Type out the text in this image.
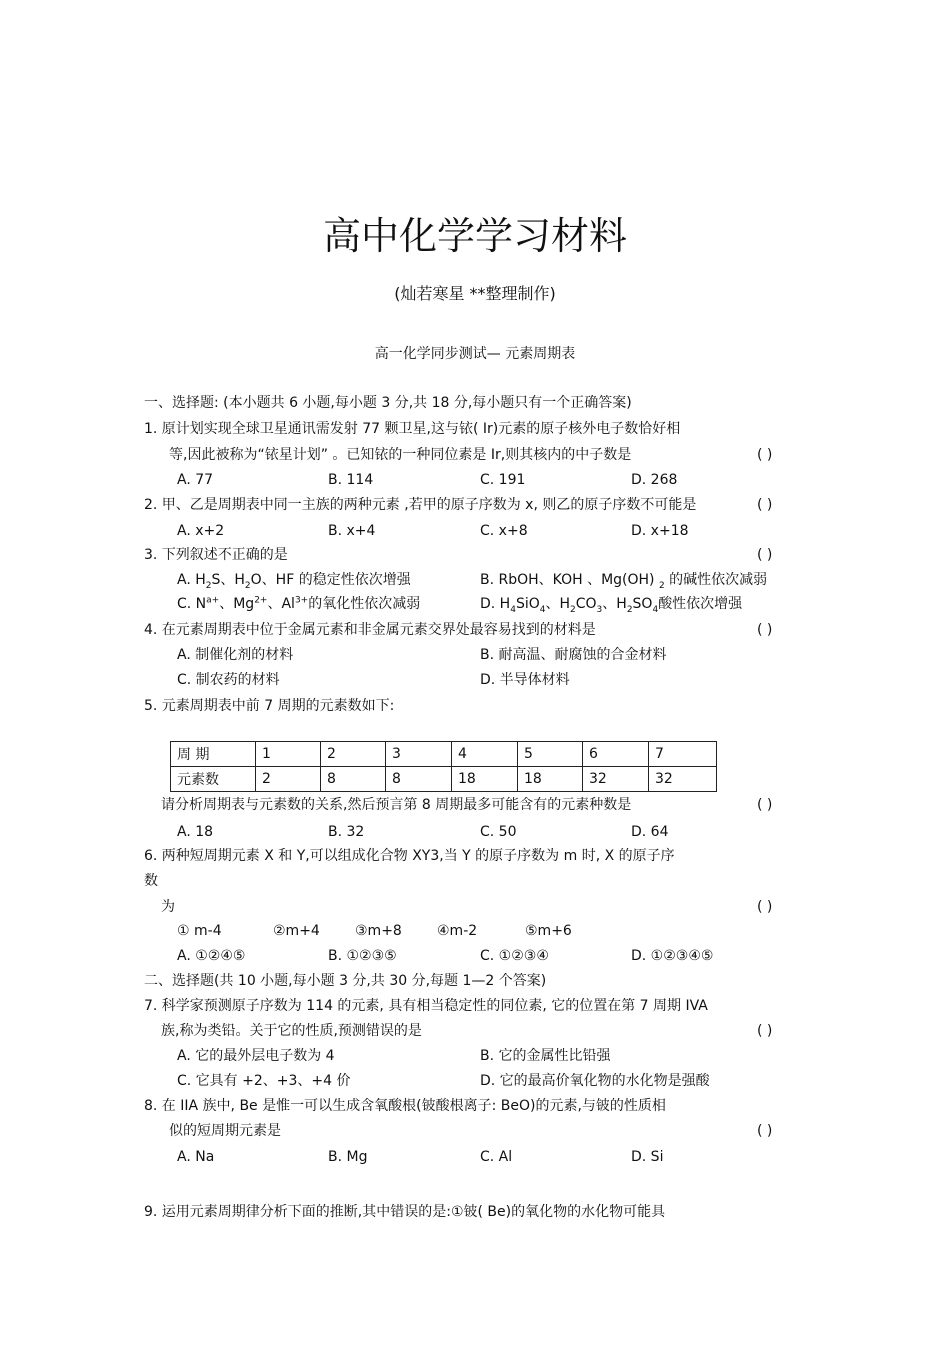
高中化学学习材料
(灿若寒星 **整理制作)
高一化学同步测试— 元素周期表
一、选择题: (本小题共 6 小题,每小题 3 分,共 18 分,每小题只有一个正确答案)
1. 原计划实现全球卫星通讯需发射 77 颗卫星,这与铱( Ir)元素的原子核外电子数恰好相
等,因此被称为“铱星计划” 。已知铱的一种同位素是 Ir,则其核内的中子数是	( )
A. 77	B. 114	C. 191	D. 268
2. 甲、乙是周期表中同一主族的两种元素 ,若甲的原子序数为 x, 则乙的原子序数不可能是	( )
A. x+2	B. x+4	C. x+8	D. x+18
3. 下列叙述不正确的是	( )
A. $H_2S$、$H_2O$、HF 的稳定性依次增强	B. RbOH、KOH 、Mg(OH) $_2$ 的碱性依次减弱
C. $N^{a+}$、$Mg^{2+}$、$Al^{3+}$的氧化性依次减弱	D. $H_4SiO_4$、$H_2CO_3$、$H_2SO_4$酸性依次增强
4. 在元素周期表中位于金属元素和非金属元素交界处最容易找到的材料是	( )
A. 制催化剂的材料	B. 耐高温、耐腐蚀的合金材料
C. 制农药的材料	D. 半导体材料
5. 元素周期表中前 7 周期的元素数如下:
周 期	1	2	3	4	5	6	7
元素数	2	8	8	18	18	32	32
请分析周期表与元素数的关系,然后预言第 8 周期最多可能含有的元素种数是	( )
A. 18	B. 32	C. 50	D. 64
6. 两种短周期元素 X 和 Y,可以组成化合物 XY3,当 Y 的原子序数为 m 时, X 的原子序
数
为	( )
① m-4	②m+4	③m+8	④m-2	⑤m+6
A. ①②④⑤	B. ①②③⑤	C. ①②③④	D. ①②③④⑤
二、选择题(共 10 小题,每小题 3 分,共 30 分,每题 1—2 个答案)
7. 科学家预测原子序数为 114 的元素, 具有相当稳定性的同位素, 它的位置在第 7 周期 IVA
族,称为类铅。关于它的性质,预测错误的是	( )
A. 它的最外层电子数为 4	B. 它的金属性比铅强
C. 它具有 +2、+3、+4 价	D. 它的最高价氧化物的水化物是强酸
8. 在 IIA 族中, Be 是惟一可以生成含氧酸根(铍酸根离子: BeO)的元素,与铍的性质相
似的短周期元素是	( )
A. Na	B. Mg	C. Al	D. Si
9. 运用元素周期律分析下面的推断,其中错误的是:①铍( Be)的氧化物的水化物可能具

-------------------------

* [REQUIRED WORK]:
Your task is to return the entries above exactly, with no pictures.

* [COMPLETE OUTPUT]:
Type out the text in this image.
高中化学学习材料
(灿若寒星 **整理制作)
高一化学同步测试— 元素周期表
一、选择题: (本小题共 6 小题,每小题 3 分,共 18 分,每小题只有一个正确答案)
1. 原计划实现全球卫星通讯需发射 77 颗卫星,这与铱( Ir)元素的原子核外电子数恰好相
等,因此被称为“铱星计划” 。已知铱的一种同位素是 Ir,则其核内的中子数是	( )
A. 77	B. 114	C. 191	D. 268
2. 甲、乙是周期表中同一主族的两种元素 ,若甲的原子序数为 x, 则乙的原子序数不可能是	( )
A. x+2	B. x+4	C. x+8	D. x+18
3. 下列叙述不正确的是	( )
A. $H_2S$、$H_2O$、HF 的稳定性依次增强	B. RbOH、KOH 、Mg(OH) $_2$ 的碱性依次减弱
C. $N^{a+}$、$Mg^{2+}$、$Al^{3+}$的氧化性依次减弱	D. $H_4SiO_4$、$H_2CO_3$、$H_2SO_4$酸性依次增强
4. 在元素周期表中位于金属元素和非金属元素交界处最容易找到的材料是	( )
A. 制催化剂的材料	B. 耐高温、耐腐蚀的合金材料
C. 制农药的材料	D. 半导体材料
5. 元素周期表中前 7 周期的元素数如下:
周 期	1	2	3	4	5	6	7
元素数	2	8	8	18	18	32	32
请分析周期表与元素数的关系,然后预言第 8 周期最多可能含有的元素种数是	( )
A. 18	B. 32	C. 50	D. 64
6. 两种短周期元素 X 和 Y,可以组成化合物 XY3,当 Y 的原子序数为 m 时, X 的原子序
数
为	( )
① m-4	②m+4	③m+8	④m-2	⑤m+6
A. ①②④⑤	B. ①②③⑤	C. ①②③④	D. ①②③④⑤
二、选择题(共 10 小题,每小题 3 分,共 30 分,每题 1—2 个答案)
7. 科学家预测原子序数为 114 的元素, 具有相当稳定性的同位素, 它的位置在第 7 周期 IVA
族,称为类铅。关于它的性质,预测错误的是	( )
A. 它的最外层电子数为 4	B. 它的金属性比铅强
C. 它具有 +2、+3、+4 价	D. 它的最高价氧化物的水化物是强酸
8. 在 IIA 族中, Be 是惟一可以生成含氧酸根(铍酸根离子: BeO)的元素,与铍的性质相
似的短周期元素是	( )
A. Na	B. Mg	C. Al	D. Si
9. 运用元素周期律分析下面的推断,其中错误的是:①铍( Be)的氧化物的水化物可能具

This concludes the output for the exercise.